### Okunacak metin ###

16 Aralık 2011

Marx ve Nietzsche Bağlamında Din ve Özgürlük

Laiklik, dini inanç ve ibadetin güvence altına alınmasına indirgendi.

 

Türkiye din kültürünün etkisi altına girdi. Siyasete din bulaştı, bilime din bulaştı, eğitime din bulaştı, ekonomiye din bulaştı, kadrolaşmaya din bulaştı, yargıya din bulaştı, emniyete din bulaştı, medyaya din bulaştı. Böylece laiklik kağıt üzerinde kaldı. Laikliğin, din ve devlet, din ve hukuk, din ve eğitim işlerinin ayrılması biçimindeki anlamı çöp sepetine atıldı, laiklik, dini inanç ve ibadetin güvence altına alınmasına indirgendi. Oysa laiklik, din ve devlet, din ve hukuk, din ve eğitim işlerinin ayrılması koşuluyla dini inanç ve ibadetin güvence altına alınmasını öngörür. 


Bu dinci kültür atmosferinde de, özgürlük denince, din özgürlüğü kavramı önemli bir ölçüde ön plana çıktı. Kimse din ile özgürlük arasındaki bağdaşmazlık olasılığı üzerinde durmuyor. Acaba din ile özgürlük bağdaşır mı? Din özgürleştirir mi, yoksa köleleştirir mi? Önemli olan din özgürlüğü müdür, yoksa dinden özgürleşmek midir?


19. Yüzyılda bu konuda çok önemli düşünceler ortaya atan iki önemli filozof var: Karl Marx ve Friedrich Nietzsche. Aynı yüzyılda yaşamış olan bu iki Alman filozof, farklı kulvarlarda kuramlarını geliştirmiş olsalar da, birçok açıdan farklı görüşleri savunsalar da, din konusunda temelde aynı bakış açısına sahiplerdi: Dinden ne kadar uzak durursanız, o kadar özgür olursunuz; din özgürleştirmez, din köleleştirir; din özgürleştirmez, din yabancılaştırır. Onlara göre, din özgürlüğü elde etmek bir marifet değildir. Asıl marifet, dinden özgürleşmektir.

###

**Alıştırma görevleri**
#1 Listede "mos2-atom bbox=[508, 236, 531, 260]" içeren satırdan "electrode-label: Co bbox=[2549, 815, 2576, 851]" içeren satıra kadar olan satırları, "data-point" yerine "point" koyarak yeniden yazın; başka hiçbir şeyi değiştirmeyin.
#2 Marx ve Nietzsche bağlamında din ile özgürlüğü ele alan metni kaldığı yerden alıp sürdürün.
Metin ile liste birbirinden tamamen bağımsızdır.

### Kayıtlı veriler ###

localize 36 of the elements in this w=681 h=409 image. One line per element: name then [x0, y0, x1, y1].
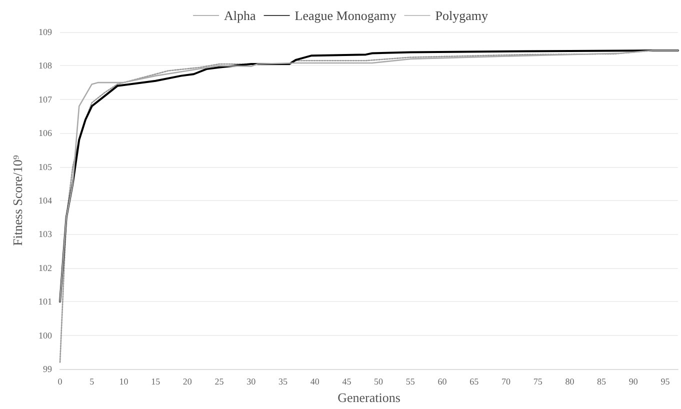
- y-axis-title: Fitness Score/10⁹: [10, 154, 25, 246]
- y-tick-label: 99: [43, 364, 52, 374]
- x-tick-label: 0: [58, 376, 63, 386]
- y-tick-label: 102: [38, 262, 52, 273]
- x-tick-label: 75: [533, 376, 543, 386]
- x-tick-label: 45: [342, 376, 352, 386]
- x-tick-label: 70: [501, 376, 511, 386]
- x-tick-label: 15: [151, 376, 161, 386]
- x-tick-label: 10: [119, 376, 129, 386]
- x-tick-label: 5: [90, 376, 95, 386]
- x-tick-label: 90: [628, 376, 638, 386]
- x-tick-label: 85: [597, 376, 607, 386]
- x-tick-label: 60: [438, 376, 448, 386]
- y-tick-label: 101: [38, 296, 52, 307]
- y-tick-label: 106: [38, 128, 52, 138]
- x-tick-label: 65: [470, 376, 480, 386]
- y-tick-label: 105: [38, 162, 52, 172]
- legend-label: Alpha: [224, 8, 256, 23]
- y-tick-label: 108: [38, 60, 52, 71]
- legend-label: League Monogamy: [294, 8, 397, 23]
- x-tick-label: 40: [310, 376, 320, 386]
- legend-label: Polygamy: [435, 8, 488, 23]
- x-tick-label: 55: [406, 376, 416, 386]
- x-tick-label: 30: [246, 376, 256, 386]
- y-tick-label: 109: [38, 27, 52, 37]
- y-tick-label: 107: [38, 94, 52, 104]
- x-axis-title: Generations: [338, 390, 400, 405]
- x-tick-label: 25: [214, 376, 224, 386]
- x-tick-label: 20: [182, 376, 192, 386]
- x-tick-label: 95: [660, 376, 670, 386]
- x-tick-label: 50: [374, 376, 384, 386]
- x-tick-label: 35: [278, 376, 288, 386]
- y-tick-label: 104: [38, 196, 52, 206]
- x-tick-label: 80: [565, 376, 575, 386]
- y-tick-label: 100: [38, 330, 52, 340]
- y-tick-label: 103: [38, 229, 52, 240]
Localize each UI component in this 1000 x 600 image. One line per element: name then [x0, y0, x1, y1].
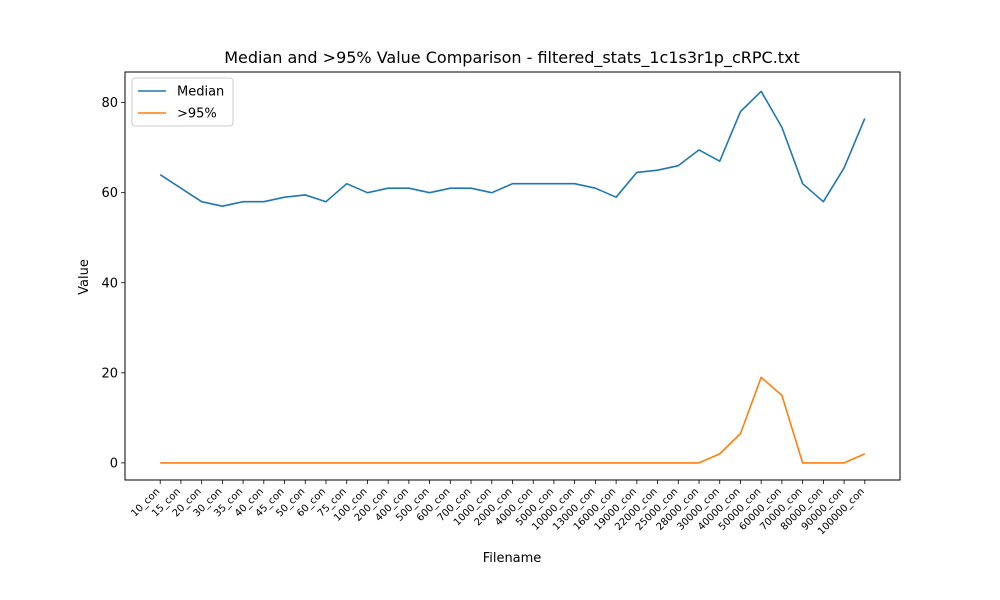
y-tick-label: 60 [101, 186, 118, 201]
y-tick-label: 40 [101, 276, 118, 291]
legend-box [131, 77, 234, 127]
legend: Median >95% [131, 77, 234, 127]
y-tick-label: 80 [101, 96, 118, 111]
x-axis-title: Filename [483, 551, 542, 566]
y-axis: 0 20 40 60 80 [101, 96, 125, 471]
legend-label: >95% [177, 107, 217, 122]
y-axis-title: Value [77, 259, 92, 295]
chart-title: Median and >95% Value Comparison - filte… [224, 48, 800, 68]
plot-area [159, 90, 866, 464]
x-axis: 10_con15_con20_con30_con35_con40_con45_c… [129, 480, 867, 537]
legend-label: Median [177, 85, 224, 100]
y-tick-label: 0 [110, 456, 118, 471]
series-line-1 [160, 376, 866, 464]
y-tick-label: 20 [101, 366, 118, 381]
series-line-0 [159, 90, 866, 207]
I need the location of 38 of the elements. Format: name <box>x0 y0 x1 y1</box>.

###
### Kayıtlı veriler ###

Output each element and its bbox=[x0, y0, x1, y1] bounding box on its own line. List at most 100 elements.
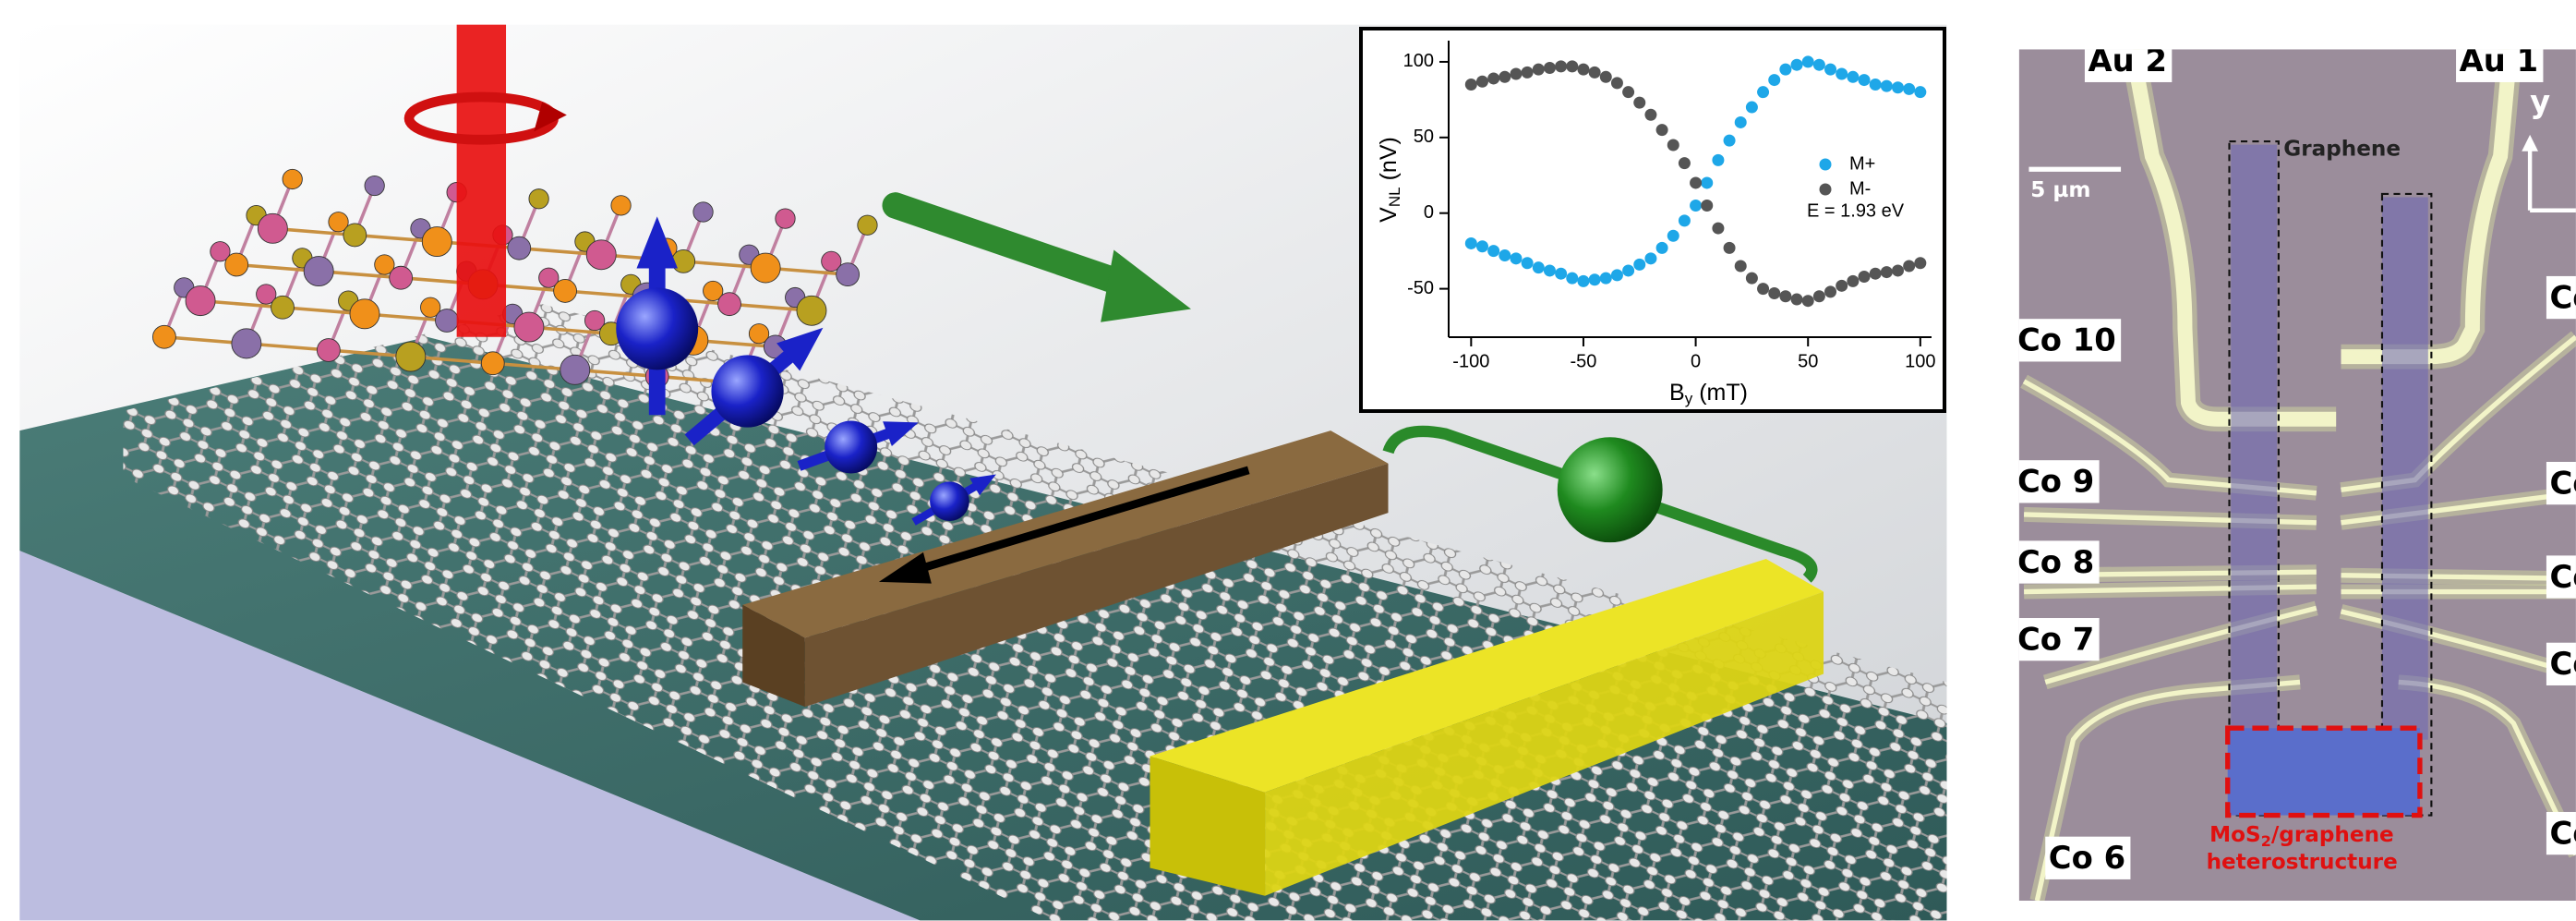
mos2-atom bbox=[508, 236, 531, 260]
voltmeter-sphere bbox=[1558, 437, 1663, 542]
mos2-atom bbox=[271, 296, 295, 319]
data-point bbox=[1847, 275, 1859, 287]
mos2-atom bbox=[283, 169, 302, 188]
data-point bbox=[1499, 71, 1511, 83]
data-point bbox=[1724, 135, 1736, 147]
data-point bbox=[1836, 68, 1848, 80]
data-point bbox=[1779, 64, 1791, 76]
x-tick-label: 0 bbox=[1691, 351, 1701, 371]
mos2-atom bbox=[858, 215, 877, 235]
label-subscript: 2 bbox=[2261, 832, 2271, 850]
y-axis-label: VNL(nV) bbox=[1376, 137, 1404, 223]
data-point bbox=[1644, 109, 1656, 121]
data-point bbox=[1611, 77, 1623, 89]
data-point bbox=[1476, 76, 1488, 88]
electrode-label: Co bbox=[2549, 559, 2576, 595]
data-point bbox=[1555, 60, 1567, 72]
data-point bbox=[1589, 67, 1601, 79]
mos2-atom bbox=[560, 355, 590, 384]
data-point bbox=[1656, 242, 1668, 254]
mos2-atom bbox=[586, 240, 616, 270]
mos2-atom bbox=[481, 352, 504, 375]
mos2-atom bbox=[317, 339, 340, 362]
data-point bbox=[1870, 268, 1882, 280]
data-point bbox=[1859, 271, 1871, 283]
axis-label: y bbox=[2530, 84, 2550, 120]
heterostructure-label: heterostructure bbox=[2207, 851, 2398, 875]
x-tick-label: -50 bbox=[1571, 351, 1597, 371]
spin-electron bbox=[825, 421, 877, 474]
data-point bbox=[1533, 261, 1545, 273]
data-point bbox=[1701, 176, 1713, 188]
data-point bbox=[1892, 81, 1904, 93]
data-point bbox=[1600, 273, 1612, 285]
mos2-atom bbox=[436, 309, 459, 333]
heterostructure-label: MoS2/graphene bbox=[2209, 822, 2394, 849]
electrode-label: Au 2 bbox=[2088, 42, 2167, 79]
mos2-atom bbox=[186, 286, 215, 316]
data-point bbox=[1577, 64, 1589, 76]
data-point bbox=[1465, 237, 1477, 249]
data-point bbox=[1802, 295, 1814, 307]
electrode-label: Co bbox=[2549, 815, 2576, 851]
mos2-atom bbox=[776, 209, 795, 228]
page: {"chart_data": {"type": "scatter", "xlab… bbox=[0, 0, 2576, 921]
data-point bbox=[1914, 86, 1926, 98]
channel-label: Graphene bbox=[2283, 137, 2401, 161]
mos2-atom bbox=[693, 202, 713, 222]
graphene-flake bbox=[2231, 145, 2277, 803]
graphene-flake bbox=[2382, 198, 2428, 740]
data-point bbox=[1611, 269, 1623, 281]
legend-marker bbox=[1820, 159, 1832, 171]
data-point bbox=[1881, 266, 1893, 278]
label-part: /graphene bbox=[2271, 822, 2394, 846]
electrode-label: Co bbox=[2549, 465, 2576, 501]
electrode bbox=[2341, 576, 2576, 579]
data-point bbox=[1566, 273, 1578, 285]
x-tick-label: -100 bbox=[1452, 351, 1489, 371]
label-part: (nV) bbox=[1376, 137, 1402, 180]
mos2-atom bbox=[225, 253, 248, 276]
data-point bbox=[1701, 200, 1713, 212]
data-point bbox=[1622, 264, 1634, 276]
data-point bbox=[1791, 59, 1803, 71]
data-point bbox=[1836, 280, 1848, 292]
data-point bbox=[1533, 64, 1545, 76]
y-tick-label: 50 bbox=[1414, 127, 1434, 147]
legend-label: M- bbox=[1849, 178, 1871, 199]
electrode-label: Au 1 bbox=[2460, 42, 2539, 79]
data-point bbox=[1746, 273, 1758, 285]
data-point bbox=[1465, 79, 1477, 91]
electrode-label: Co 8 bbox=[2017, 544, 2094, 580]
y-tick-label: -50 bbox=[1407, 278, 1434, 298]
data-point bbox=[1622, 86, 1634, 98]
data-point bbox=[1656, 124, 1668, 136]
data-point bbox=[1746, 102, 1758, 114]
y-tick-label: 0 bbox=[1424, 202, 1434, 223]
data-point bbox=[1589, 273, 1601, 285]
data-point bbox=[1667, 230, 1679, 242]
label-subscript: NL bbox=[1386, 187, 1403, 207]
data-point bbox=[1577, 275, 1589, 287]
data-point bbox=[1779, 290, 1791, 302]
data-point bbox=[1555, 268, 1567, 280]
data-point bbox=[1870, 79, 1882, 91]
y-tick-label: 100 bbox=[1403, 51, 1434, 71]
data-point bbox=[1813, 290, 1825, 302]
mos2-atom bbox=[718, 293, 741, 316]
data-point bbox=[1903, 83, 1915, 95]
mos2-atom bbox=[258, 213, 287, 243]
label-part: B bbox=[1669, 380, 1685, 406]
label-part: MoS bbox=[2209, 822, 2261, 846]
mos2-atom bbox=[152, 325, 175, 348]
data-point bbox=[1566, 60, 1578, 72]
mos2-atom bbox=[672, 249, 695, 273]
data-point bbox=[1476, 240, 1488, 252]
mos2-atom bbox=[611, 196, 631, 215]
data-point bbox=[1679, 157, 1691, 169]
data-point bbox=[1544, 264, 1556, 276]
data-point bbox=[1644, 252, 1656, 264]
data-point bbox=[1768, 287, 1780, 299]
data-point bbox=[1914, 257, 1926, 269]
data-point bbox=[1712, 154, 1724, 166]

###

**Verilen yanıtlar**
#1
mos2-atom bbox=[508, 236, 531, 260]
voltmeter-sphere bbox=[1558, 437, 1663, 542]
mos2-atom bbox=[271, 296, 295, 319]
point bbox=[1847, 275, 1859, 287]
mos2-atom bbox=[283, 169, 302, 188]
point bbox=[1499, 71, 1511, 83]
point bbox=[1724, 135, 1736, 147]
point bbox=[1836, 68, 1848, 80]
point bbox=[1779, 64, 1791, 76]
x-tick-label: 0 bbox=[1691, 351, 1701, 371]
mos2-atom bbox=[858, 215, 877, 235]
label-subscript: 2 bbox=[2261, 832, 2271, 850]
y-axis-label: VNL(nV) bbox=[1376, 137, 1404, 223]
point bbox=[1644, 109, 1656, 121]
point bbox=[1611, 77, 1623, 89]
point bbox=[1476, 76, 1488, 88]
electrode-label: Co bbox=[2549, 559, 2576, 595]
point bbox=[1555, 60, 1567, 72]
point bbox=[1589, 67, 1601, 79]
mos2-atom bbox=[560, 355, 590, 384]
point bbox=[1656, 242, 1668, 254]
mos2-atom bbox=[586, 240, 616, 270]
mos2-atom bbox=[481, 352, 504, 375]
mos2-atom bbox=[317, 339, 340, 362]
point bbox=[1870, 268, 1882, 280]
point bbox=[1859, 271, 1871, 283]
axis-label: y bbox=[2530, 84, 2550, 120]
heterostructure-label: heterostructure bbox=[2207, 851, 2398, 875]
x-tick-label: -50 bbox=[1571, 351, 1597, 371]
spin-electron bbox=[825, 421, 877, 474]
point bbox=[1533, 261, 1545, 273]
point bbox=[1701, 176, 1713, 188]
point bbox=[1892, 81, 1904, 93]
point bbox=[1600, 273, 1612, 285]
mos2-atom bbox=[436, 309, 459, 333]
heterostructure-label: MoS2/graphene bbox=[2209, 822, 2394, 849]
electrode-label: Au 2 bbox=[2088, 42, 2167, 79]
mos2-atom bbox=[186, 286, 215, 316]
point bbox=[1577, 64, 1589, 76]
point bbox=[1465, 237, 1477, 249]
point bbox=[1802, 295, 1814, 307]
electrode-label: Co bbox=[2549, 815, 2576, 851]

#2
Marx, din eleştirisini, kapitalizm eleştirisine paralel bir biçimde yürüttü. Hatta din ile kapitalizm arasında bir analoji kurdu, insanın özgürleşmesi ve yabancılaşmasından kurtulması için, hem dinden, hem kapitalizmden kurtulması gerektiğini vurguladı.


Hegel’in ‘Hukuk Felsefesi’nin Eleştirisi
başlıklı eserinde Marx şöyle der:


Dinsel bakış açısıyla eziyet çekmek, aynı zamanda gerçek acı çekmenin bir dışavurumudur ve gerçek acı çekmeye karşı bir protestodur. Din, ezilmiş yaratığın uğultusu, iç çekmesidir, kalpsiz bir dünyanın duygusu, ruhsuz koşulların ruhudur. Din insanların afyonudur.


Dinin, insanların hayal ürünü bir mutluluğu biçimindeki varlığını ortadan kaldırmak, onların gerçek mutluluğu için bir taleptir; onların koşullarıyla ilgili ilüzyonu bırakmaları talebi, ilüzyon gerektiren koşulları bırakmalarına yönelik bir taleptir...


Din, insan kendi çevresinde dönmediği sürece, insanın etrafında dönen hayal ürünü bir güneştir.


Doğruluk artık öte olanda değildir; onun için tarihin görevi, burada ve şimdinin doğrusunu ortaya koymaktır. Tarihin hizmetinde olan felsefenin birinci görevi, insanın kendine yabancılaşmasının kutsal biçimini ortaya çıkarttıktan sonra, yabancılaşmanın kutsal olmayan yönlerini keşfetmektir. Böylece cennetin eleştirisi yeryüzünün eleştirisine, dinin eleştirisi yasaların eleştirisine, teolojinin eleştirisi siyasetin eleştirisine dönüşür.


Marx, Musevi Sorusu Üzerine başlıklı eserinde de şöyle der:


Musevinin, Hıristiyanın ve genelde dindar bir insanın siyasi özgürleşmesi, devletin Musevilikten, Hıristiyanlıktan ve genelde dinden özgürleşmesini gerektirir.

İnsan kendisini siyasi olarak dinden, dini kamu yasalarından çıkartarak ve özel, kişisel bir hak haline getirerek, özgürleştirir.

...

Dolayısıyla insan dinden özgürleşmedi, din özgürlüğü elde etti. Mülkiyetten özgürleşmedi, mülkiyet özgürlüğü elde etti. Ticaret bencilliğinden özgürleşmedi, ticaret özgürlüğü elde etti.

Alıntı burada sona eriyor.